* _DATA SECTION_:
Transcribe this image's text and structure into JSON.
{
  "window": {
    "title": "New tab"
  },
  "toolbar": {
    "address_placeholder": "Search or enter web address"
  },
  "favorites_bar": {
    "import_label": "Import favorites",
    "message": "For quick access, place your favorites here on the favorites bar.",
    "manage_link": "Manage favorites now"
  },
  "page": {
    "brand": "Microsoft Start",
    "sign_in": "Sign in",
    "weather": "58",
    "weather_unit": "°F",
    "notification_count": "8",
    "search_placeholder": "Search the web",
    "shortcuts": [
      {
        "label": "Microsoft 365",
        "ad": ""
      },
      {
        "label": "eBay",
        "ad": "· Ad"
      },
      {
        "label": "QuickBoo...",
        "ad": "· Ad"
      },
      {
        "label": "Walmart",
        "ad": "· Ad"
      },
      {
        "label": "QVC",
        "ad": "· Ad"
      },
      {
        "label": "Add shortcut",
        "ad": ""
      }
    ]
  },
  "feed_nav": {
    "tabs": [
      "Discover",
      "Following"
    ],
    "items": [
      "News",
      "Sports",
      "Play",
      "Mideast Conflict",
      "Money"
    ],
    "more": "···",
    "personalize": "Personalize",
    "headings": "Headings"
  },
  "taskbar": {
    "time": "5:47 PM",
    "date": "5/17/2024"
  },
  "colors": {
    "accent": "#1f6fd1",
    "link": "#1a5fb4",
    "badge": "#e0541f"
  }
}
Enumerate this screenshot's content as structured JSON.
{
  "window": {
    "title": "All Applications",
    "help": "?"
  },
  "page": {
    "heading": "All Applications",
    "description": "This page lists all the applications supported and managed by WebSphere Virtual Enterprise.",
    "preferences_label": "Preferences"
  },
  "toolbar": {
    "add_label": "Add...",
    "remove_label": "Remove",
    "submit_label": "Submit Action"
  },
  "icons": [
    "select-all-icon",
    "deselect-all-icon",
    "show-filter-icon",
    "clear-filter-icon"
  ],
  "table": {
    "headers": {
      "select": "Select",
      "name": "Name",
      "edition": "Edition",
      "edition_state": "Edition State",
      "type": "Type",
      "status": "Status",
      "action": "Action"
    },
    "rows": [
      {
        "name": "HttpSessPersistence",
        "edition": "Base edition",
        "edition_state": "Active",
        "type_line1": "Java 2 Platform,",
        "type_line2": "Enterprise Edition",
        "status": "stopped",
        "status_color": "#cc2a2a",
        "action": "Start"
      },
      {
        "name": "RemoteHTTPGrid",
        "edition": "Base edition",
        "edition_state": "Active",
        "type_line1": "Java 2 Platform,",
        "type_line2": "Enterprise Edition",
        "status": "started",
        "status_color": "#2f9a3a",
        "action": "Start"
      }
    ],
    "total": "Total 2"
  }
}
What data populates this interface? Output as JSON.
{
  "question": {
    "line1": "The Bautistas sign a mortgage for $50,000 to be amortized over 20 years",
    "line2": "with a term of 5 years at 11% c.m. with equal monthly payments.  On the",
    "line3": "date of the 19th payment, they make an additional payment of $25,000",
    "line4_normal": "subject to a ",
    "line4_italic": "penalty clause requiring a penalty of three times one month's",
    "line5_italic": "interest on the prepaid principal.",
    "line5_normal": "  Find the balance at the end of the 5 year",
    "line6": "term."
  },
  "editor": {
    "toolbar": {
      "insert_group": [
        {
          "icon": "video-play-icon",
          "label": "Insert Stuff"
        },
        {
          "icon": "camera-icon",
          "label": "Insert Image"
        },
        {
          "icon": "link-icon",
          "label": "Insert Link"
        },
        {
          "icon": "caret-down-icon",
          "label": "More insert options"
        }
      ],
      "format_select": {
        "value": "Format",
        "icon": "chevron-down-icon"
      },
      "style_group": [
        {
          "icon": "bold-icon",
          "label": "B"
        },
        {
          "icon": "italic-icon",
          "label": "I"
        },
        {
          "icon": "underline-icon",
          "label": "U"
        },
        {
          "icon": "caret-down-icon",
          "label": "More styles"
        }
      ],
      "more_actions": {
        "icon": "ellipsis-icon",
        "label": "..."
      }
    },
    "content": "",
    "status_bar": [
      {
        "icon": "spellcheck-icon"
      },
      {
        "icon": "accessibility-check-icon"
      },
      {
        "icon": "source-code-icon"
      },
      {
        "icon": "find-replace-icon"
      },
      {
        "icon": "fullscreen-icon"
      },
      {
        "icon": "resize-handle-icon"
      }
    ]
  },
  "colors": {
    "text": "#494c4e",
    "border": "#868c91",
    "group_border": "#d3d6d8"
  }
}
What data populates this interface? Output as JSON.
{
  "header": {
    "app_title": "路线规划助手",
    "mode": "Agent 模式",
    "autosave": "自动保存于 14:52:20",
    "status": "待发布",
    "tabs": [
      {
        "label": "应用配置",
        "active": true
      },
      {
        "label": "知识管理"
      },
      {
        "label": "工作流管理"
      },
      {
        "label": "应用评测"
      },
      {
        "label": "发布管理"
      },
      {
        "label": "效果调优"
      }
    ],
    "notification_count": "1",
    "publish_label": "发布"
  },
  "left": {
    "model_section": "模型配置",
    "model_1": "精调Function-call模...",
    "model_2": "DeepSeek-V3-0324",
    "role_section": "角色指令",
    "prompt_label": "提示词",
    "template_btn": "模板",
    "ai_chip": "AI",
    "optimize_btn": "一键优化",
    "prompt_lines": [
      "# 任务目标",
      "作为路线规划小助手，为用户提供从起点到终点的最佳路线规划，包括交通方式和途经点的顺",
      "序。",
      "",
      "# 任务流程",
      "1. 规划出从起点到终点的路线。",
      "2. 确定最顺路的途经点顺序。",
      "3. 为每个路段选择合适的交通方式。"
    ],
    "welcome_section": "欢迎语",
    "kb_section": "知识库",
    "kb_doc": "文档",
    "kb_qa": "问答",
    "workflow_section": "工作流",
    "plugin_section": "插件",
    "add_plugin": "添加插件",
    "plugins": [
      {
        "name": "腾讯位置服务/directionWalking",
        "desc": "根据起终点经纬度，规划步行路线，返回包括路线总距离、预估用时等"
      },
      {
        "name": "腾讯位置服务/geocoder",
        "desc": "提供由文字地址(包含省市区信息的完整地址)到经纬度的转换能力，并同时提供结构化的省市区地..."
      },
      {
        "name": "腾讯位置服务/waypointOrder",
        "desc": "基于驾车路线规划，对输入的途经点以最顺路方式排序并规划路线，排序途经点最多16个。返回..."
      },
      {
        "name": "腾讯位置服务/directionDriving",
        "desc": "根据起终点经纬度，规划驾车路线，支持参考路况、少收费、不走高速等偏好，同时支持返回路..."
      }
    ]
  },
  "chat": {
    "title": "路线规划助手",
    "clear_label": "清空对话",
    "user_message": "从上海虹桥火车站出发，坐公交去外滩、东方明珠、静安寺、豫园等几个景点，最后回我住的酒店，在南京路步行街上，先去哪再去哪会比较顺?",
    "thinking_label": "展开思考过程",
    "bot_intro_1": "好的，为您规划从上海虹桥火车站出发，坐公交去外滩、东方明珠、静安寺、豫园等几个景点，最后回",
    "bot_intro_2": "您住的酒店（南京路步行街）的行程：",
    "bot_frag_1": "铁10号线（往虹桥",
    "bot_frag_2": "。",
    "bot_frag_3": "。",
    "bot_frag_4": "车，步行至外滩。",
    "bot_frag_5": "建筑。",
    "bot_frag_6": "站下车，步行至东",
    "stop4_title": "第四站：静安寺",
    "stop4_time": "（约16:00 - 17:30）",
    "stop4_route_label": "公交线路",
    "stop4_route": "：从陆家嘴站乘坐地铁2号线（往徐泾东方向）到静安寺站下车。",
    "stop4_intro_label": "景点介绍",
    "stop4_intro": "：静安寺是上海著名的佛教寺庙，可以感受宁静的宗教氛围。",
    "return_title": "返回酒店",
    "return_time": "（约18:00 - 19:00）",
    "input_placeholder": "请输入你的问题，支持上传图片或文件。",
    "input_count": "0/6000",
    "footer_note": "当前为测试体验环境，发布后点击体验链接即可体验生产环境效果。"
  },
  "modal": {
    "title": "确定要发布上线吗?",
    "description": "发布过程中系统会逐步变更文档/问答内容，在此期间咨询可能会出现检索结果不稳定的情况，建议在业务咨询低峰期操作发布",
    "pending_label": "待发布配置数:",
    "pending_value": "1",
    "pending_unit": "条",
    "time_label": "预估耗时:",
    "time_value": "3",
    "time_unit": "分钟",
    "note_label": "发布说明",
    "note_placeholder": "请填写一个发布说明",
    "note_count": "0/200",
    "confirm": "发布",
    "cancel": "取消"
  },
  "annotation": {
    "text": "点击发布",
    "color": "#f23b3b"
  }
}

* _SHORT TASK_: List each line of the records that holds the string "豫园等几个景点".

* _COMPLETE OUTPUT_:
    "user_message": "从上海虹桥火车站出发，坐公交去外滩、东方明珠、静安寺、豫园等几个景点，最后回我住的酒店，在南京路步行街上，先去哪再去哪会比较顺?",
    "bot_intro_1": "好的，为您规划从上海虹桥火车站出发，坐公交去外滩、东方明珠、静安寺、豫园等几个景点，最后回",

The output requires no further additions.